What is being asked:
Write out the entries below once more, exactly, with the pictures left out.

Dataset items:
>> start

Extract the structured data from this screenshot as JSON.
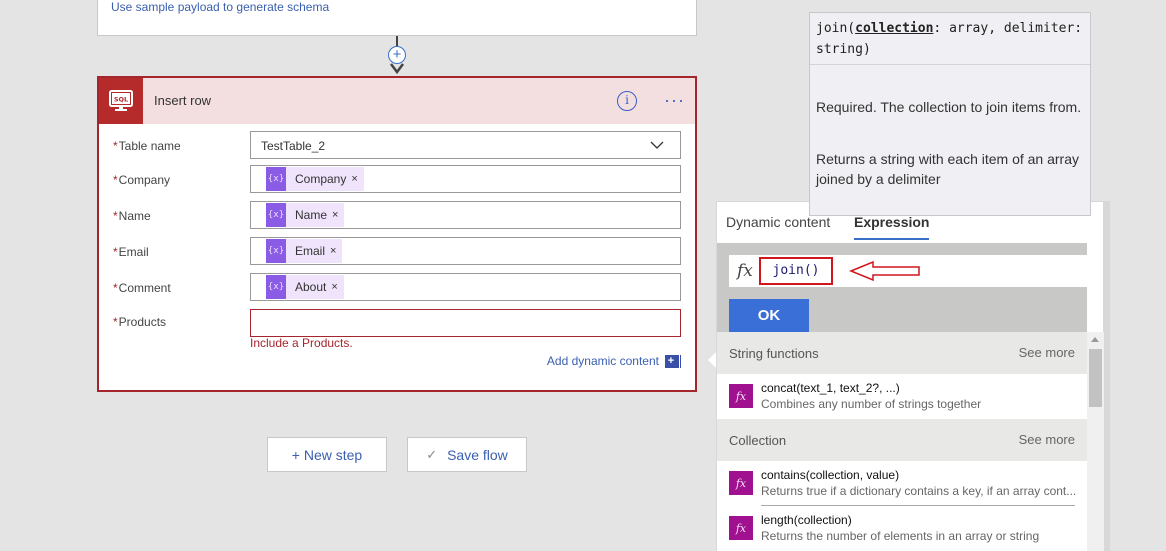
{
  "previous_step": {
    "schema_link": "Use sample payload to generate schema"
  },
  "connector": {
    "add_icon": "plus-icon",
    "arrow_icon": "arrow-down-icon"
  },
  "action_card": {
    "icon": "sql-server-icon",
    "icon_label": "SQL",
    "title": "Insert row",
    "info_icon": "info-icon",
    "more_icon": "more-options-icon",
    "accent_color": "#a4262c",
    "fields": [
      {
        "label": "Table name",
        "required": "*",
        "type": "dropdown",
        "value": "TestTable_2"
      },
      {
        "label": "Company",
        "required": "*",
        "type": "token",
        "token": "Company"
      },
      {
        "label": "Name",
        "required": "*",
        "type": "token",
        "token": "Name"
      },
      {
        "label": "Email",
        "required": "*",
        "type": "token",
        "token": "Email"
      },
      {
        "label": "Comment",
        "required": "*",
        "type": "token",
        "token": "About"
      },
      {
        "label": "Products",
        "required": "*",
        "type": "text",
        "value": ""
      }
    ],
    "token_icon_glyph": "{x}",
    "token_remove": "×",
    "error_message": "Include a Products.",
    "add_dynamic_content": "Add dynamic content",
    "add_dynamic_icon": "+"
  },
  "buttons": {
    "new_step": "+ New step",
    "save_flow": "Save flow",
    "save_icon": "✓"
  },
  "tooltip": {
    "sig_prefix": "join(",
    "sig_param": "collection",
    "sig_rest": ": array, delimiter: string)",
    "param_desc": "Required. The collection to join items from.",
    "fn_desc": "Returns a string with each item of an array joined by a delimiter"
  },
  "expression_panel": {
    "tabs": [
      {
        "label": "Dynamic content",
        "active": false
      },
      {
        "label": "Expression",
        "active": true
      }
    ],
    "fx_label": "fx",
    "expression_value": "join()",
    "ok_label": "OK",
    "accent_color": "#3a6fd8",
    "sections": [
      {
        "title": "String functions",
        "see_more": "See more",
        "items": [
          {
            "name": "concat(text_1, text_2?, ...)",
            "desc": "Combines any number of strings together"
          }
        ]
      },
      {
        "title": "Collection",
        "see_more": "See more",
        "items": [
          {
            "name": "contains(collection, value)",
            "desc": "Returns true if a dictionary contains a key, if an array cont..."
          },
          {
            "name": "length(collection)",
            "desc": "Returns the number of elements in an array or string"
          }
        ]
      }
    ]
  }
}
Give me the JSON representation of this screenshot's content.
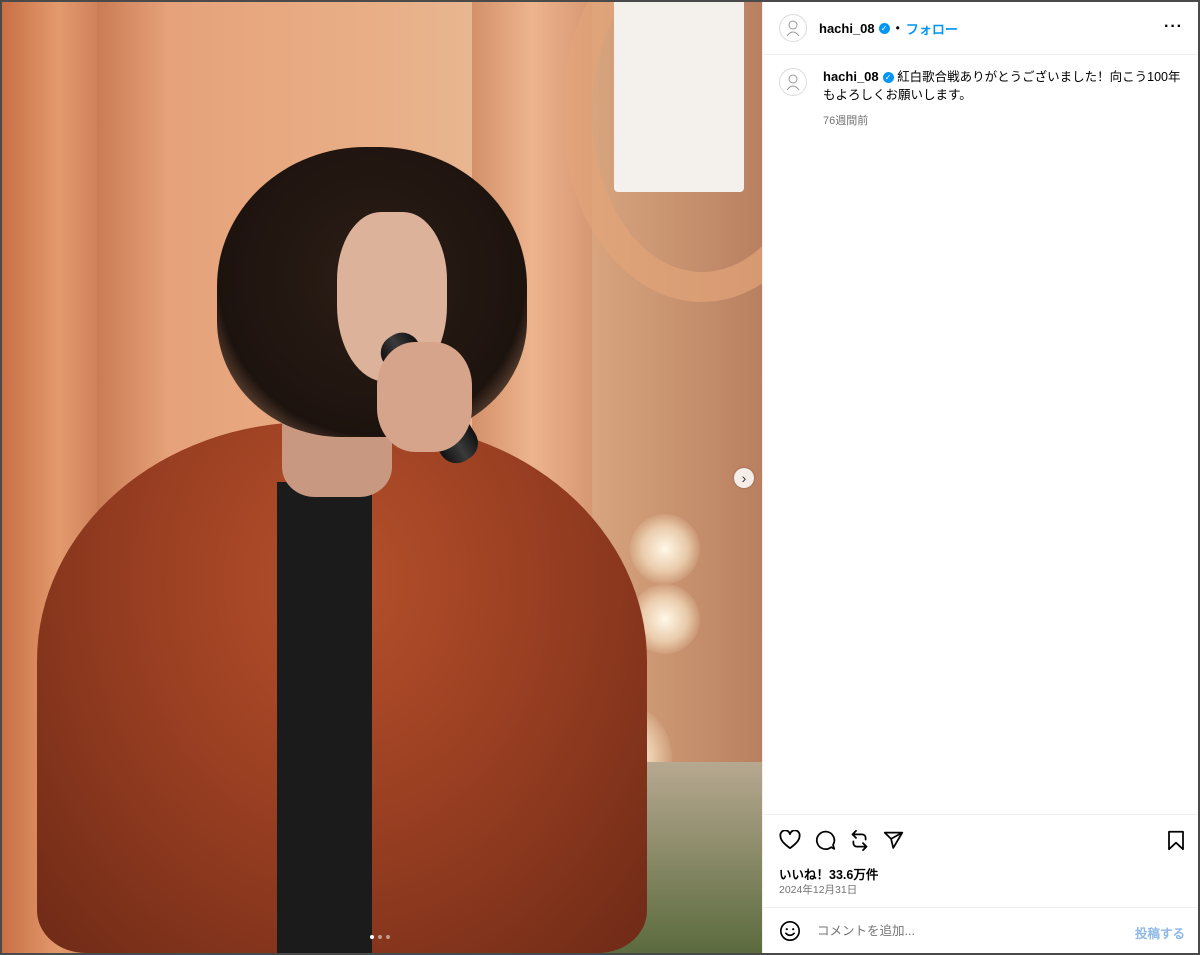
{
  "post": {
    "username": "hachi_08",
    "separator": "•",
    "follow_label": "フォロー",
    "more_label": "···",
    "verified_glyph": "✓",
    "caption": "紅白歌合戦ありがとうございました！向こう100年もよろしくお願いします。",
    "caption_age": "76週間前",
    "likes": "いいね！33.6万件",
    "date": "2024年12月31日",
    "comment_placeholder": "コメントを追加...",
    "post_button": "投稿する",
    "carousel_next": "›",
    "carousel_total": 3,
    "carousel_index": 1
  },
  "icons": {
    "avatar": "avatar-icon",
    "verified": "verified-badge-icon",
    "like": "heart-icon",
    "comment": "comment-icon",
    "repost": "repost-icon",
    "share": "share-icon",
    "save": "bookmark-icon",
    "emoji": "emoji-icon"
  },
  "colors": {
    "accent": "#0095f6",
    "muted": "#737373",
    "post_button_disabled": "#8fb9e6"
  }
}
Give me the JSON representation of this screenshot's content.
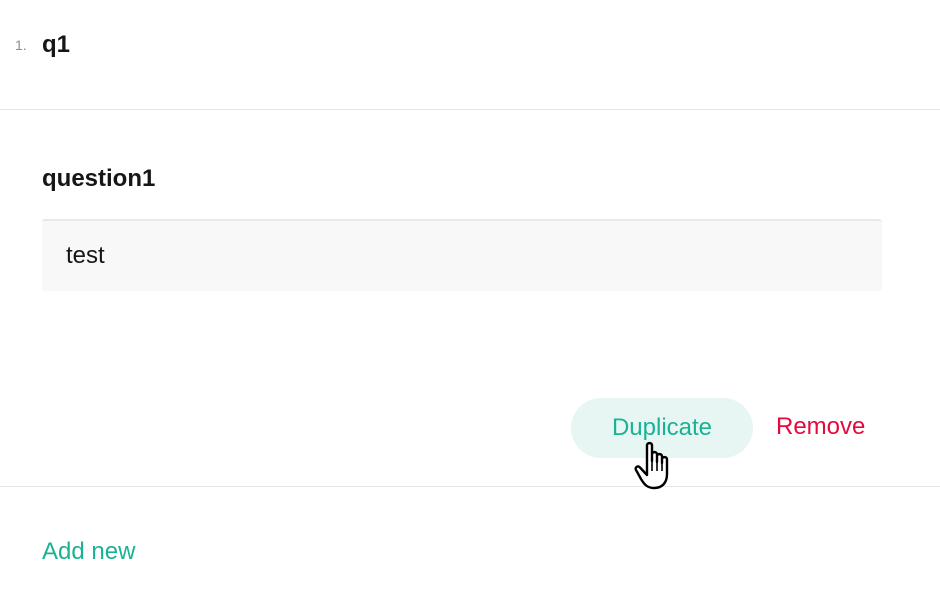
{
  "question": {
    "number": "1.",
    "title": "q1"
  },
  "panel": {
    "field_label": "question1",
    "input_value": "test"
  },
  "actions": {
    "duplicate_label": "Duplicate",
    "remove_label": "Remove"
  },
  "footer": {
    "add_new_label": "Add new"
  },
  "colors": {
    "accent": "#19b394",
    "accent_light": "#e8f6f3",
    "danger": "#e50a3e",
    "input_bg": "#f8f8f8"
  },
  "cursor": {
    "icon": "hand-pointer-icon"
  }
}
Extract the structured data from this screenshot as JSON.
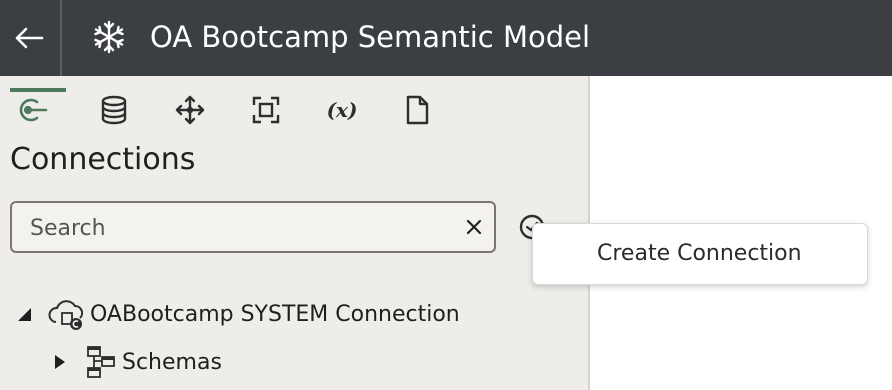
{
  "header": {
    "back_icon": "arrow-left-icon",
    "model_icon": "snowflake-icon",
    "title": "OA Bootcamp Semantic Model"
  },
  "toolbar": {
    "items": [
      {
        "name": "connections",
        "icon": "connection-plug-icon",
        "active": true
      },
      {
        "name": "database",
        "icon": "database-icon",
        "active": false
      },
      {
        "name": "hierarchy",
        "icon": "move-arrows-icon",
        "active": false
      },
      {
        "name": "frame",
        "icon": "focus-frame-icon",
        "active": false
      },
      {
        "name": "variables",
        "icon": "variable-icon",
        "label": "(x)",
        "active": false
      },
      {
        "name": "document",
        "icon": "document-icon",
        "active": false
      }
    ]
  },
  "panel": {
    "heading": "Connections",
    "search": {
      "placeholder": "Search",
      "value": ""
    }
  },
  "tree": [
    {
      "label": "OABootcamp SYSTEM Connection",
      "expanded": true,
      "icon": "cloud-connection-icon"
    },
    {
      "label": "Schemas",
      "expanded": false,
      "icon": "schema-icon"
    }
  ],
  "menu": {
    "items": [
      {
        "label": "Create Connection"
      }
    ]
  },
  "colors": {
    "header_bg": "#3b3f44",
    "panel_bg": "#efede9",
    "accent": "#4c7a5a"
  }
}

>> end

Response:
Extract the structured data from this screenshot as JSON.
{
  "previous_step": {
    "schema_link": "Use sample payload to generate schema"
  },
  "connector": {
    "add_icon": "plus-icon",
    "arrow_icon": "arrow-down-icon"
  },
  "action_card": {
    "icon": "sql-server-icon",
    "icon_label": "SQL",
    "title": "Insert row",
    "info_icon": "info-icon",
    "more_icon": "more-options-icon",
    "accent_color": "#a4262c",
    "fields": [
      {
        "label": "Table name",
        "required": "*",
        "type": "dropdown",
        "value": "TestTable_2"
      },
      {
        "label": "Company",
        "required": "*",
        "type": "token",
        "token": "Company"
      },
      {
        "label": "Name",
        "required": "*",
        "type": "token",
        "token": "Name"
      },
      {
        "label": "Email",
        "required": "*",
        "type": "token",
        "token": "Email"
      },
      {
        "label": "Comment",
        "required": "*",
        "type": "token",
        "token": "About"
      },
      {
        "label": "Products",
        "required": "*",
        "type": "text",
        "value": ""
      }
    ],
    "token_icon_glyph": "{x}",
    "token_remove": "×",
    "error_message": "Include a Products.",
    "add_dynamic_content": "Add dynamic content",
    "add_dynamic_icon": "+"
  },
  "buttons": {
    "new_step": "+ New step",
    "save_flow": "Save flow",
    "save_icon": "✓"
  },
  "tooltip": {
    "sig_prefix": "join(",
    "sig_param": "collection",
    "sig_rest": ": array, delimiter: string)",
    "param_desc": "Required. The collection to join items from.",
    "fn_desc": "Returns a string with each item of an array joined by a delimiter"
  },
  "expression_panel": {
    "tabs": [
      {
        "label": "Dynamic content",
        "active": false
      },
      {
        "label": "Expression",
        "active": true
      }
    ],
    "fx_label": "fx",
    "expression_value": "join()",
    "ok_label": "OK",
    "accent_color": "#3a6fd8",
    "sections": [
      {
        "title": "String functions",
        "see_more": "See more",
        "items": [
          {
            "name": "concat(text_1, text_2?, ...)",
            "desc": "Combines any number of strings together"
          }
        ]
      },
      {
        "title": "Collection",
        "see_more": "See more",
        "items": [
          {
            "name": "contains(collection, value)",
            "desc": "Returns true if a dictionary contains a key, if an array cont..."
          },
          {
            "name": "length(collection)",
            "desc": "Returns the number of elements in an array or string"
          }
        ]
      }
    ]
  }
}
Give me the JSON representation of this screenshot's content.
{
  "post": {
    "username": "hachi_08",
    "separator": "•",
    "follow_label": "フォロー",
    "more_label": "···",
    "verified_glyph": "✓",
    "caption": "紅白歌合戦ありがとうございました！向こう100年もよろしくお願いします。",
    "caption_age": "76週間前",
    "likes": "いいね！33.6万件",
    "date": "2024年12月31日",
    "comment_placeholder": "コメントを追加...",
    "post_button": "投稿する",
    "carousel_next": "›",
    "carousel_total": 3,
    "carousel_index": 1
  },
  "icons": {
    "avatar": "avatar-icon",
    "verified": "verified-badge-icon",
    "like": "heart-icon",
    "comment": "comment-icon",
    "repost": "repost-icon",
    "share": "share-icon",
    "save": "bookmark-icon",
    "emoji": "emoji-icon"
  },
  "colors": {
    "accent": "#0095f6",
    "muted": "#737373",
    "post_button_disabled": "#8fb9e6"
  }
}
Give me the JSON representation of this screenshot's content.
{
  "question": {
    "number": "1.",
    "title": "q1"
  },
  "panel": {
    "field_label": "question1",
    "input_value": "test"
  },
  "actions": {
    "duplicate_label": "Duplicate",
    "remove_label": "Remove"
  },
  "footer": {
    "add_new_label": "Add new"
  },
  "colors": {
    "accent": "#19b394",
    "accent_light": "#e8f6f3",
    "danger": "#e50a3e",
    "input_bg": "#f8f8f8"
  },
  "cursor": {
    "icon": "hand-pointer-icon"
  }
}
Extract the structured data from this screenshot as JSON.
{
  "header": {
    "back_icon": "arrow-left-icon",
    "model_icon": "snowflake-icon",
    "title": "OA Bootcamp Semantic Model"
  },
  "toolbar": {
    "items": [
      {
        "name": "connections",
        "icon": "connection-plug-icon",
        "active": true
      },
      {
        "name": "database",
        "icon": "database-icon",
        "active": false
      },
      {
        "name": "hierarchy",
        "icon": "move-arrows-icon",
        "active": false
      },
      {
        "name": "frame",
        "icon": "focus-frame-icon",
        "active": false
      },
      {
        "name": "variables",
        "icon": "variable-icon",
        "label": "(x)",
        "active": false
      },
      {
        "name": "document",
        "icon": "document-icon",
        "active": false
      }
    ]
  },
  "panel": {
    "heading": "Connections",
    "search": {
      "placeholder": "Search",
      "value": ""
    }
  },
  "tree": [
    {
      "label": "OABootcamp SYSTEM Connection",
      "expanded": true,
      "icon": "cloud-connection-icon"
    },
    {
      "label": "Schemas",
      "expanded": false,
      "icon": "schema-icon"
    }
  ],
  "menu": {
    "items": [
      {
        "label": "Create Connection"
      }
    ]
  },
  "colors": {
    "header_bg": "#3b3f44",
    "panel_bg": "#efede9",
    "accent": "#4c7a5a"
  }
}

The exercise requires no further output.